» DATA RECORDS:
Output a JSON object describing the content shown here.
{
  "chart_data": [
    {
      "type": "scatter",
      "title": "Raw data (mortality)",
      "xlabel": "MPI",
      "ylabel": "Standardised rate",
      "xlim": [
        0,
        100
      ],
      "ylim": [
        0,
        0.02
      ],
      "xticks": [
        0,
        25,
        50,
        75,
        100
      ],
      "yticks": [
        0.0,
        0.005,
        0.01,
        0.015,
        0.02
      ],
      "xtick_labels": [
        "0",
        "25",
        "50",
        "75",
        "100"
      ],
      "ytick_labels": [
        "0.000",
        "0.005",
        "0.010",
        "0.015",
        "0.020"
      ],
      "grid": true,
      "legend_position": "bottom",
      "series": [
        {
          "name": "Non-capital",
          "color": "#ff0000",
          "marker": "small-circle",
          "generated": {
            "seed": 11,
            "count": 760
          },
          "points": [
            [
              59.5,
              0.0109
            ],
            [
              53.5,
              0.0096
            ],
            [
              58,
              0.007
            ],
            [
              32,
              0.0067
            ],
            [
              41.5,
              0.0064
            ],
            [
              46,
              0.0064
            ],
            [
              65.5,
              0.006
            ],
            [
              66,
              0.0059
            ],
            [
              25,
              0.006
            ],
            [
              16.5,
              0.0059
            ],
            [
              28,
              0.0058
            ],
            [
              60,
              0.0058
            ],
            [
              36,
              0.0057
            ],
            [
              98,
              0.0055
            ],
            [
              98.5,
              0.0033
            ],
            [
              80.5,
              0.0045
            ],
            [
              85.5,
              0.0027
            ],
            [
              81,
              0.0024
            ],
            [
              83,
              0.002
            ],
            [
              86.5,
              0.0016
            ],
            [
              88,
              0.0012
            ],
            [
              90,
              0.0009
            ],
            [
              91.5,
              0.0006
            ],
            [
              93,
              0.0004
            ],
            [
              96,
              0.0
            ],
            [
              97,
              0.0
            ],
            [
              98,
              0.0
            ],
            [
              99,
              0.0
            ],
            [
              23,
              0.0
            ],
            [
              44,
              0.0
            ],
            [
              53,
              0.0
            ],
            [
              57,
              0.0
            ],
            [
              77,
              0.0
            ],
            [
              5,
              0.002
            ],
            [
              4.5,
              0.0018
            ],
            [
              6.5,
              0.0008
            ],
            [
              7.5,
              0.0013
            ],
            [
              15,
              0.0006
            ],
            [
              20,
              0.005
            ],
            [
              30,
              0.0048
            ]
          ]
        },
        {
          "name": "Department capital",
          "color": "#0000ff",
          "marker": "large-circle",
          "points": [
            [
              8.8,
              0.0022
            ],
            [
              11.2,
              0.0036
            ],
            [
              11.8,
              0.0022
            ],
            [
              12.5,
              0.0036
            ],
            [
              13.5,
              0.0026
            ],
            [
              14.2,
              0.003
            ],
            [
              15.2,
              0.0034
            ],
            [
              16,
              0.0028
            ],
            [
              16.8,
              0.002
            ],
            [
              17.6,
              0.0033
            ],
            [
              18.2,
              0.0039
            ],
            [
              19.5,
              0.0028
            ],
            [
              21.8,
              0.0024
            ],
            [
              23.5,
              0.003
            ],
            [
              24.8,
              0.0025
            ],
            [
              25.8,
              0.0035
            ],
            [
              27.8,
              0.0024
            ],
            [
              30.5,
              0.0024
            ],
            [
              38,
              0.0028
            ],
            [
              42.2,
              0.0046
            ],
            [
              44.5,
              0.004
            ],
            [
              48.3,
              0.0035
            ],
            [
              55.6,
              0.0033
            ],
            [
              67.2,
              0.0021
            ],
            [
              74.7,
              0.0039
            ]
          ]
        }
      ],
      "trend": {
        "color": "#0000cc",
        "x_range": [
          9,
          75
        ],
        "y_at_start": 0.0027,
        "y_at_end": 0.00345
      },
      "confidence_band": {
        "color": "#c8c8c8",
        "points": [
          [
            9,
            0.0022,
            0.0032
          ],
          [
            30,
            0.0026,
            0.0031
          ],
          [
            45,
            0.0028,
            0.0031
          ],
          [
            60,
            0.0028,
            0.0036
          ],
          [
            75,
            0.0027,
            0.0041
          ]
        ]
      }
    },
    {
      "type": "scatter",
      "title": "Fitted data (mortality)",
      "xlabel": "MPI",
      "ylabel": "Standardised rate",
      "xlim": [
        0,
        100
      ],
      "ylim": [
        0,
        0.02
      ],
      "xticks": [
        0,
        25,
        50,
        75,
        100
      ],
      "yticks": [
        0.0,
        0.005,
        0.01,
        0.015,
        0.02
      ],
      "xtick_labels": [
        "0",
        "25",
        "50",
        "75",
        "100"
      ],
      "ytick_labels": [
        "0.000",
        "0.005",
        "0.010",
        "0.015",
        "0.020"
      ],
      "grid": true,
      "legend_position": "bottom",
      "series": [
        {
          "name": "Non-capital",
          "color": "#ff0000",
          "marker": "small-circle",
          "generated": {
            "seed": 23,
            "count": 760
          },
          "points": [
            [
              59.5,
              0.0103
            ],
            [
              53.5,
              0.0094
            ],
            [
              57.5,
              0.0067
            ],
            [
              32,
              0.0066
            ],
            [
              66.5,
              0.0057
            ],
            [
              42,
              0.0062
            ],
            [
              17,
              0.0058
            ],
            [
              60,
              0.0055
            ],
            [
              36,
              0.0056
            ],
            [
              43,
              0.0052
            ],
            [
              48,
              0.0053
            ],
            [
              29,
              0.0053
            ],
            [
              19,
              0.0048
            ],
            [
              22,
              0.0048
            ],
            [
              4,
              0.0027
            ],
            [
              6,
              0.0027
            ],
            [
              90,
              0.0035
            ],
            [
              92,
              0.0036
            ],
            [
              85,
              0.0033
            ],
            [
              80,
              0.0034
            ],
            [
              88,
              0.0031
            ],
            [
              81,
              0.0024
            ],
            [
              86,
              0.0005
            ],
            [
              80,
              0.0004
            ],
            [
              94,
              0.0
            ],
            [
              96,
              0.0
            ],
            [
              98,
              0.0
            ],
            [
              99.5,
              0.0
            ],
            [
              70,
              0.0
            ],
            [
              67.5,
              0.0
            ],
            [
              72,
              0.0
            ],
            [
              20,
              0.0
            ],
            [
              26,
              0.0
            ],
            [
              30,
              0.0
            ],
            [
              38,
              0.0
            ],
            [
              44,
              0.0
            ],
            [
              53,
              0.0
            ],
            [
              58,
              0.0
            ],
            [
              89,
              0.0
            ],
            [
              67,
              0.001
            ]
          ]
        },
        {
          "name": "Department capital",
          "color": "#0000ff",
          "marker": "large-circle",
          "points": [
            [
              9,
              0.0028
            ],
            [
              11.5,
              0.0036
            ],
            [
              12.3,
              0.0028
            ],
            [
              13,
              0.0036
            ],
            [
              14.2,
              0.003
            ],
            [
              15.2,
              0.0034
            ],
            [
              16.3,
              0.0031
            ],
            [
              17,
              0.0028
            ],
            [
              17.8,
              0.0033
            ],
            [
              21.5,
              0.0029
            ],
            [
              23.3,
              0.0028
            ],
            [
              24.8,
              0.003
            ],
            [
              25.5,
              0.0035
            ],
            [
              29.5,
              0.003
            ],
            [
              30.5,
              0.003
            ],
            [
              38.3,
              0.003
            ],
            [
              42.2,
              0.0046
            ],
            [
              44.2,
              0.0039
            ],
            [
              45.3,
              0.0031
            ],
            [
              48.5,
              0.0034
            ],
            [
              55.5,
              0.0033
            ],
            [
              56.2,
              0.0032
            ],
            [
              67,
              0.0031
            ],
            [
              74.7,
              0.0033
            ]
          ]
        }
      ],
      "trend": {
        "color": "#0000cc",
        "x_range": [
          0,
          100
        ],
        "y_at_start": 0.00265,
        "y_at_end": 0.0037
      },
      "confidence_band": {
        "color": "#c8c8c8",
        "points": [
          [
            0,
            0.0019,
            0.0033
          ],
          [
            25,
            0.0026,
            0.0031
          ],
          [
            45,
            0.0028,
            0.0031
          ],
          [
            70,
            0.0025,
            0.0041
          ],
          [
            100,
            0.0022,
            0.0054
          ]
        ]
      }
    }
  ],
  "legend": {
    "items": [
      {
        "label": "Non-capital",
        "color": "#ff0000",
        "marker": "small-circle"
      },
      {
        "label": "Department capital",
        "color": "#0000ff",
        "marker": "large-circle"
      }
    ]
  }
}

--

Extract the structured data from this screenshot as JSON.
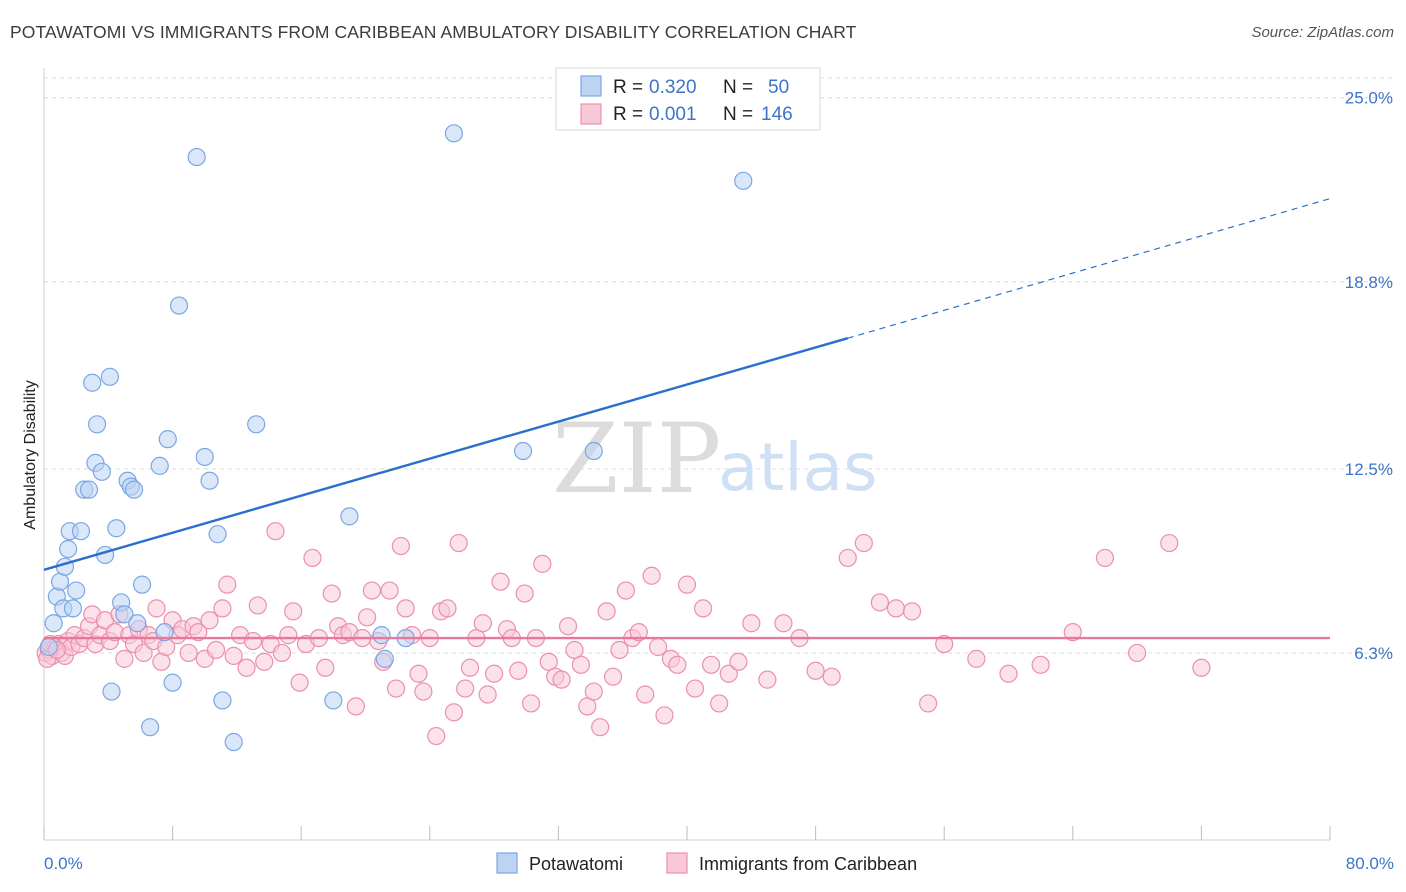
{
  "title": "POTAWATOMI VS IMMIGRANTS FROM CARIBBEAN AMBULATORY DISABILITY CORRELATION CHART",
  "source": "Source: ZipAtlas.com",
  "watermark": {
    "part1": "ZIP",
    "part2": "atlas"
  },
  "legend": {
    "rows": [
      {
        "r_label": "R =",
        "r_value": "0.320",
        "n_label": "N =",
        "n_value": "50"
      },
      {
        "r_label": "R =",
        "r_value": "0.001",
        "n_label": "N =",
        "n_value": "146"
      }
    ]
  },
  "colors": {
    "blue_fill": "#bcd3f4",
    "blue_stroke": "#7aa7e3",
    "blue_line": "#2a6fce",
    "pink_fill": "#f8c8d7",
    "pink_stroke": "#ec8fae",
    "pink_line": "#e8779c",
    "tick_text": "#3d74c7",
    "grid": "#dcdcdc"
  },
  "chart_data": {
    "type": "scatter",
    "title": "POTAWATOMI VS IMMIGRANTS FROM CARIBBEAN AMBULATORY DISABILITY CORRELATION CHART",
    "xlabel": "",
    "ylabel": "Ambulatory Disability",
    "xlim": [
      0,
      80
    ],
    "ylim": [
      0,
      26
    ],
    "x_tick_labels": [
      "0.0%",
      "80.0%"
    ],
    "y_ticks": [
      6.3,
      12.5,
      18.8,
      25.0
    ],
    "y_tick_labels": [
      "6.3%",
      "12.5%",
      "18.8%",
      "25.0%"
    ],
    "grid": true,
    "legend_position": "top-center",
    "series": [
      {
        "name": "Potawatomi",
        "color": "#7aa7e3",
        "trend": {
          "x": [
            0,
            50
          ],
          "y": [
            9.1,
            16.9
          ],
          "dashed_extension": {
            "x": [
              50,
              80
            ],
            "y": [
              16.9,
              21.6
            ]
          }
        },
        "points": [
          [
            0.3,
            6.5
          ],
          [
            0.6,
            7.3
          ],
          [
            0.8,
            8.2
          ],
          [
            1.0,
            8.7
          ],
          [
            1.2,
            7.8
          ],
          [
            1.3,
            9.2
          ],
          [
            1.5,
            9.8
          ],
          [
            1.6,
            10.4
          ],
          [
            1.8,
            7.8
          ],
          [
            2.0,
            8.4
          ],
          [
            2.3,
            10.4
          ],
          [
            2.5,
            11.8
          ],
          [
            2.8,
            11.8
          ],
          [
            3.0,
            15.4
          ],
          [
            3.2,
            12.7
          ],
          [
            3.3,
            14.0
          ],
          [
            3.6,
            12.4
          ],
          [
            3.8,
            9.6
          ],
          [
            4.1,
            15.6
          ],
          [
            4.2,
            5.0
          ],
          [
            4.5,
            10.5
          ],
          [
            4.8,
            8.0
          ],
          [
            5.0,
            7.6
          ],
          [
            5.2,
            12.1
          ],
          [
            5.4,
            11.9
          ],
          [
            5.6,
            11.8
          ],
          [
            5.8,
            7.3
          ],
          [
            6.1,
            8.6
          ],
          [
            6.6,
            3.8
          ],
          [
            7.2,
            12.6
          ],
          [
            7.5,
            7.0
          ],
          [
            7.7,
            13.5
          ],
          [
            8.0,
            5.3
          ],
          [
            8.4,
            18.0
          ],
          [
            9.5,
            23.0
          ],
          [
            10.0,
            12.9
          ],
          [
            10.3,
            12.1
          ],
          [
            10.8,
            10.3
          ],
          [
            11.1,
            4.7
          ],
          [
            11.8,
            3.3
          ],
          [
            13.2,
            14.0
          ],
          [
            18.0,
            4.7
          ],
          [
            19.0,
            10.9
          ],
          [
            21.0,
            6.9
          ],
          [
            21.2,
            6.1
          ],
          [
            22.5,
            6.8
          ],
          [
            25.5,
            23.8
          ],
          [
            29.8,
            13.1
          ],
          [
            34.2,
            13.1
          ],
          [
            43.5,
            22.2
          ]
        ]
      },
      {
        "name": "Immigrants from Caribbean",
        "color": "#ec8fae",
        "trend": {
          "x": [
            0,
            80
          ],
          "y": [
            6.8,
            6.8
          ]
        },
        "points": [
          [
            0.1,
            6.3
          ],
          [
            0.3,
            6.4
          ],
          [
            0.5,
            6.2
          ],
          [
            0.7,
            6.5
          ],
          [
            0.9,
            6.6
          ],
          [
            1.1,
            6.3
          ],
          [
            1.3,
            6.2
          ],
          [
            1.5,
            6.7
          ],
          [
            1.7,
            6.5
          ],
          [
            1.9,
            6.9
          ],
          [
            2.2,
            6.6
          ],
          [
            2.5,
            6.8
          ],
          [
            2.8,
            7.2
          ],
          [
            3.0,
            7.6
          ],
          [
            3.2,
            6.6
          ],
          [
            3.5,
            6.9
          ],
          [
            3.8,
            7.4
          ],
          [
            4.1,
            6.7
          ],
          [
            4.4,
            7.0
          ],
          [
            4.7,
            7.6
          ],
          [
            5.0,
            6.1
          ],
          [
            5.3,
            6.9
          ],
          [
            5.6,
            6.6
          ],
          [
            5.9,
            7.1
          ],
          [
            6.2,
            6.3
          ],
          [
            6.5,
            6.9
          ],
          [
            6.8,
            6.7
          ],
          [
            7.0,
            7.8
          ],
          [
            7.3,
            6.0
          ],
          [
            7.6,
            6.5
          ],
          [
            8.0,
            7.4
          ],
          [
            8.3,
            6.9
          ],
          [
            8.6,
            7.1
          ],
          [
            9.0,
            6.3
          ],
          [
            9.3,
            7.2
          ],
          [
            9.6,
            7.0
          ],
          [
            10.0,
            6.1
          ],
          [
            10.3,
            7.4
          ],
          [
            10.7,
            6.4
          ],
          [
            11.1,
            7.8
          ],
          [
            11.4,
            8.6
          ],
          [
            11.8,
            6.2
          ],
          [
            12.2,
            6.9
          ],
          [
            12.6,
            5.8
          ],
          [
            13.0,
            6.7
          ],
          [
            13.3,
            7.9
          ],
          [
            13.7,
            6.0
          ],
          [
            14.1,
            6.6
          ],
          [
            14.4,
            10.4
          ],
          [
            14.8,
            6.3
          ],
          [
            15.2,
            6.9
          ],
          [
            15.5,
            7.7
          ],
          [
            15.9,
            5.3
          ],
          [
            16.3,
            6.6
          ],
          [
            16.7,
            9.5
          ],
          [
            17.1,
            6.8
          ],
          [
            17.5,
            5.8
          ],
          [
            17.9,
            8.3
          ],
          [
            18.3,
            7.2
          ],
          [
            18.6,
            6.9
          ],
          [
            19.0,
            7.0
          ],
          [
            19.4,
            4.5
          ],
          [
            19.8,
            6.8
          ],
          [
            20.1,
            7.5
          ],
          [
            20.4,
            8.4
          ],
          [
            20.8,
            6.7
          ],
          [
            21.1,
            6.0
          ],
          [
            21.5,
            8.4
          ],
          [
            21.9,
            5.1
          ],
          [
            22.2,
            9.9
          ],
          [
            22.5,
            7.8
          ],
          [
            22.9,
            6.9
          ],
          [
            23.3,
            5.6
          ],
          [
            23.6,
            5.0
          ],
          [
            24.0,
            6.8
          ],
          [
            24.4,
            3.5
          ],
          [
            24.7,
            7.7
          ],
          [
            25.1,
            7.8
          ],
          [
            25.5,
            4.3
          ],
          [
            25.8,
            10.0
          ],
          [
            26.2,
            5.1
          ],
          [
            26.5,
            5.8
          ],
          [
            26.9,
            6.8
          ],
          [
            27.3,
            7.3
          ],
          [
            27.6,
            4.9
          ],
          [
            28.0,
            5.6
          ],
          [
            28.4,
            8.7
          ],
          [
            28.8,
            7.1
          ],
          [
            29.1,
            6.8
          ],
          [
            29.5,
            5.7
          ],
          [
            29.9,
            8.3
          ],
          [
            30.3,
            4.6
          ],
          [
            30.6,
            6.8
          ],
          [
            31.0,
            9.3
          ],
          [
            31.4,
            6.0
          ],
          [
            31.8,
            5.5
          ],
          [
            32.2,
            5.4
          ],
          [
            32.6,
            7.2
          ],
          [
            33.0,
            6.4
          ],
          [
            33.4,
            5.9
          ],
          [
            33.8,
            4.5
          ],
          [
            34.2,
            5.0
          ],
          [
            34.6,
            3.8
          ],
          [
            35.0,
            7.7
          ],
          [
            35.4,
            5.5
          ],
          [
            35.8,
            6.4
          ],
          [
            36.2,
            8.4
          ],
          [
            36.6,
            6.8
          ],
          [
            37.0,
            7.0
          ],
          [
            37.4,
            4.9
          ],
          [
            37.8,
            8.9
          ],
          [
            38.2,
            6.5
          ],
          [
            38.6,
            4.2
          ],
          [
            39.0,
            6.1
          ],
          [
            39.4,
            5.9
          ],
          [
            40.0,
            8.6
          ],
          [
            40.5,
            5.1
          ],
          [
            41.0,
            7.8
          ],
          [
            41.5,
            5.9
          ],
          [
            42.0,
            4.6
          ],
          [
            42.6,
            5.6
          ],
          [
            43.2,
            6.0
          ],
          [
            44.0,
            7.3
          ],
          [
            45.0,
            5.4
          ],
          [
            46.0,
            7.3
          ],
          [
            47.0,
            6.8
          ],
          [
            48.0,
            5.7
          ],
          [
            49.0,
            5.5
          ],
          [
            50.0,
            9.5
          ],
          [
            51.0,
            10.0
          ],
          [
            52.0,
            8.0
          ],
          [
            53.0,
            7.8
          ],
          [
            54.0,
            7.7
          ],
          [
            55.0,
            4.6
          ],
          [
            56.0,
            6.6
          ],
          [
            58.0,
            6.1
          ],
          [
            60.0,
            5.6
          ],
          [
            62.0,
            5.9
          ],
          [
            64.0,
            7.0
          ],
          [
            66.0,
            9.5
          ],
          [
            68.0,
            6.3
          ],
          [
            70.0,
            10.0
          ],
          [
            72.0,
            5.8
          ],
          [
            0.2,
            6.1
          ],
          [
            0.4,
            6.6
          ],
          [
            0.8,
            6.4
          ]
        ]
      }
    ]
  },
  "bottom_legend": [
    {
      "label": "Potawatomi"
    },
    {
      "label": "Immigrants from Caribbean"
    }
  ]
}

» EXERCISE:
Which lines of the data include "title"? Copy each of them.

» FULL SOLUTION:
      "title": "Raw data (mortality)",
      "title": "Fitted data (mortality)",
  "title": "POTAWATOMI VS IMMIGRANTS FROM CARIBBEAN AMBULATORY DISABILITY CORRELATION CHART",
    "title": "POTAWATOMI VS IMMIGRANTS FROM CARIBBEAN AMBULATORY DISABILITY CORRELATION CHART",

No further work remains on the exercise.